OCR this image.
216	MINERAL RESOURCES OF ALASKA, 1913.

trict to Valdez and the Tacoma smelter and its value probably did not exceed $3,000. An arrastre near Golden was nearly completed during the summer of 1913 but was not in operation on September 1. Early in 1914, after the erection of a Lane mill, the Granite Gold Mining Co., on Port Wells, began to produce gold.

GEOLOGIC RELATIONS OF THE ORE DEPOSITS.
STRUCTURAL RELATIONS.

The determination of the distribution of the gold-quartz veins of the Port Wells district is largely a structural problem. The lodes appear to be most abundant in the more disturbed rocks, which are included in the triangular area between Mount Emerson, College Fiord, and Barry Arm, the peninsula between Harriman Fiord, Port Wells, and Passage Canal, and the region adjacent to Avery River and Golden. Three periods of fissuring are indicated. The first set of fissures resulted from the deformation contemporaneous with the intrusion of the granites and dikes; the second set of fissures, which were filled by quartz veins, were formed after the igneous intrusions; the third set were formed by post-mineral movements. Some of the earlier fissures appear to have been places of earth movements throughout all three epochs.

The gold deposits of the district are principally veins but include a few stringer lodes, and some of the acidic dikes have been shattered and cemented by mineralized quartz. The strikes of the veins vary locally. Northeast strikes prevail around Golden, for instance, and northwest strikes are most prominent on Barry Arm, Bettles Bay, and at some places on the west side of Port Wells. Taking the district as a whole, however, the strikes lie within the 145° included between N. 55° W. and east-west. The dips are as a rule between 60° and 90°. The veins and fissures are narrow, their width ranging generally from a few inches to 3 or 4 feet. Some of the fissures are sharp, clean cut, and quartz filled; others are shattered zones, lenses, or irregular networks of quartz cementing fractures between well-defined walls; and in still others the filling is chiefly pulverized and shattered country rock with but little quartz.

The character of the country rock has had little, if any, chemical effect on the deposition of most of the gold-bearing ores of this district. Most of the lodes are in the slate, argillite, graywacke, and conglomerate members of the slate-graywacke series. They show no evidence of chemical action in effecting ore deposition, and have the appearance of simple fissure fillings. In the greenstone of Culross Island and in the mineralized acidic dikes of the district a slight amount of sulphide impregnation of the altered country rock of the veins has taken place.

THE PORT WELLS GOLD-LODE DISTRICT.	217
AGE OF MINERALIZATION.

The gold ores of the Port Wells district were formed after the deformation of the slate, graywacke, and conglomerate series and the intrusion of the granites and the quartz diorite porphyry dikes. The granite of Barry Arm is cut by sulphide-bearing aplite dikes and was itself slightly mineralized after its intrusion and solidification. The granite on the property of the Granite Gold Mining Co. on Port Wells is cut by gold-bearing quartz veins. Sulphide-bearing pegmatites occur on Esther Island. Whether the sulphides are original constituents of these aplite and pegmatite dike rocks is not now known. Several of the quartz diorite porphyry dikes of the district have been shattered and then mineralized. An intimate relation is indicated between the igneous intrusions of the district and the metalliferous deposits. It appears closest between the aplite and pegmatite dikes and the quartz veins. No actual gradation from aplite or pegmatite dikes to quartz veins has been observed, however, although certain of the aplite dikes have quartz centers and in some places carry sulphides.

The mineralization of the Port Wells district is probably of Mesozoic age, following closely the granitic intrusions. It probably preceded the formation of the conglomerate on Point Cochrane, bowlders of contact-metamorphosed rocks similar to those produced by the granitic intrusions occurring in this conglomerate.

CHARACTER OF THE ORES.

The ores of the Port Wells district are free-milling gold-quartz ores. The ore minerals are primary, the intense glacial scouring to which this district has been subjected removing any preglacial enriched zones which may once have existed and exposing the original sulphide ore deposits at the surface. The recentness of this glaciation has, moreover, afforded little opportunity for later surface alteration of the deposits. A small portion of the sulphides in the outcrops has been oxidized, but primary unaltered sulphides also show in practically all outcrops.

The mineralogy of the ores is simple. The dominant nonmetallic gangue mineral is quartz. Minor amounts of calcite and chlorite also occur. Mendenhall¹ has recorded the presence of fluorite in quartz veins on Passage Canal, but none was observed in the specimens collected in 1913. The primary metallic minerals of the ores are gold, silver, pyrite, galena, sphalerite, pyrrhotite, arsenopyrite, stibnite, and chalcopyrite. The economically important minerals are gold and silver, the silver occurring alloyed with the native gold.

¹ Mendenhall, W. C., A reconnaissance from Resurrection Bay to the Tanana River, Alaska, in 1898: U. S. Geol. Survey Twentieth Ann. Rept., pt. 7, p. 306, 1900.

▶ [TASK DETAILS]
Send back every record, precisely as written.

▶ [ANSWER FOR THE TASK]
OCR this image.
216	MINERAL RESOURCES OF ALASKA, 1913.

trict to Valdez and the Tacoma smelter and its value probably did not exceed $3,000. An arrastre near Golden was nearly completed during the summer of 1913 but was not in operation on September 1. Early in 1914, after the erection of a Lane mill, the Granite Gold Mining Co., on Port Wells, began to produce gold.

GEOLOGIC RELATIONS OF THE ORE DEPOSITS.
STRUCTURAL RELATIONS.

The determination of the distribution of the gold-quartz veins of the Port Wells district is largely a structural problem. The lodes appear to be most abundant in the more disturbed rocks, which are included in the triangular area between Mount Emerson, College Fiord, and Barry Arm, the peninsula between Harriman Fiord, Port Wells, and Passage Canal, and the region adjacent to Avery River and Golden. Three periods of fissuring are indicated. The first set of fissures resulted from the deformation contemporaneous with the intrusion of the granites and dikes; the second set of fissures, which were filled by quartz veins, were formed after the igneous intrusions; the third set were formed by post-mineral movements. Some of the earlier fissures appear to have been places of earth movements throughout all three epochs.

The gold deposits of the district are principally veins but include a few stringer lodes, and some of the acidic dikes have been shattered and cemented by mineralized quartz. The strikes of the veins vary locally. Northeast strikes prevail around Golden, for instance, and northwest strikes are most prominent on Barry Arm, Bettles Bay, and at some places on the west side of Port Wells. Taking the district as a whole, however, the strikes lie within the 145° included between N. 55° W. and east-west. The dips are as a rule between 60° and 90°. The veins and fissures are narrow, their width ranging generally from a few inches to 3 or 4 feet. Some of the fissures are sharp, clean cut, and quartz filled; others are shattered zones, lenses, or irregular networks of quartz cementing fractures between well-defined walls; and in still others the filling is chiefly pulverized and shattered country rock with but little quartz.

The character of the country rock has had little, if any, chemical effect on the deposition of most of the gold-bearing ores of this district. Most of the lodes are in the slate, argillite, graywacke, and conglomerate members of the slate-graywacke series. They show no evidence of chemical action in effecting ore deposition, and have the appearance of simple fissure fillings. In the greenstone of Culross Island and in the mineralized acidic dikes of the district a slight amount of sulphide impregnation of the altered country rock of the veins has taken place.

THE PORT WELLS GOLD-LODE DISTRICT.	217
AGE OF MINERALIZATION.

The gold ores of the Port Wells district were formed after the deformation of the slate, graywacke, and conglomerate series and the intrusion of the granites and the quartz diorite porphyry dikes. The granite of Barry Arm is cut by sulphide-bearing aplite dikes and was itself slightly mineralized after its intrusion and solidification. The granite on the property of the Granite Gold Mining Co. on Port Wells is cut by gold-bearing quartz veins. Sulphide-bearing pegmatites occur on Esther Island. Whether the sulphides are original constituents of these aplite and pegmatite dike rocks is not now known. Several of the quartz diorite porphyry dikes of the district have been shattered and then mineralized. An intimate relation is indicated between the igneous intrusions of the district and the metalliferous deposits. It appears closest between the aplite and pegmatite dikes and the quartz veins. No actual gradation from aplite or pegmatite dikes to quartz veins has been observed, however, although certain of the aplite dikes have quartz centers and in some places carry sulphides.

The mineralization of the Port Wells district is probably of Mesozoic age, following closely the granitic intrusions. It probably preceded the formation of the conglomerate on Point Cochrane, bowlders of contact-metamorphosed rocks similar to those produced by the granitic intrusions occurring in this conglomerate.

CHARACTER OF THE ORES.

The ores of the Port Wells district are free-milling gold-quartz ores. The ore minerals are primary, the intense glacial scouring to which this district has been subjected removing any preglacial enriched zones which may once have existed and exposing the original sulphide ore deposits at the surface. The recentness of this glaciation has, moreover, afforded little opportunity for later surface alteration of the deposits. A small portion of the sulphides in the outcrops has been oxidized, but primary unaltered sulphides also show in practically all outcrops.

The mineralogy of the ores is simple. The dominant nonmetallic gangue mineral is quartz. Minor amounts of calcite and chlorite also occur. Mendenhall¹ has recorded the presence of fluorite in quartz veins on Passage Canal, but none was observed in the specimens collected in 1913. The primary metallic minerals of the ores are gold, silver, pyrite, galena, sphalerite, pyrrhotite, arsenopyrite, stibnite, and chalcopyrite. The economically important minerals are gold and silver, the silver occurring alloyed with the native gold.

¹ Mendenhall, W. C., A reconnaissance from Resurrection Bay to the Tanana River, Alaska, in 1898: U. S. Geol. Survey Twentieth Ann. Rept., pt. 7, p. 306, 1900.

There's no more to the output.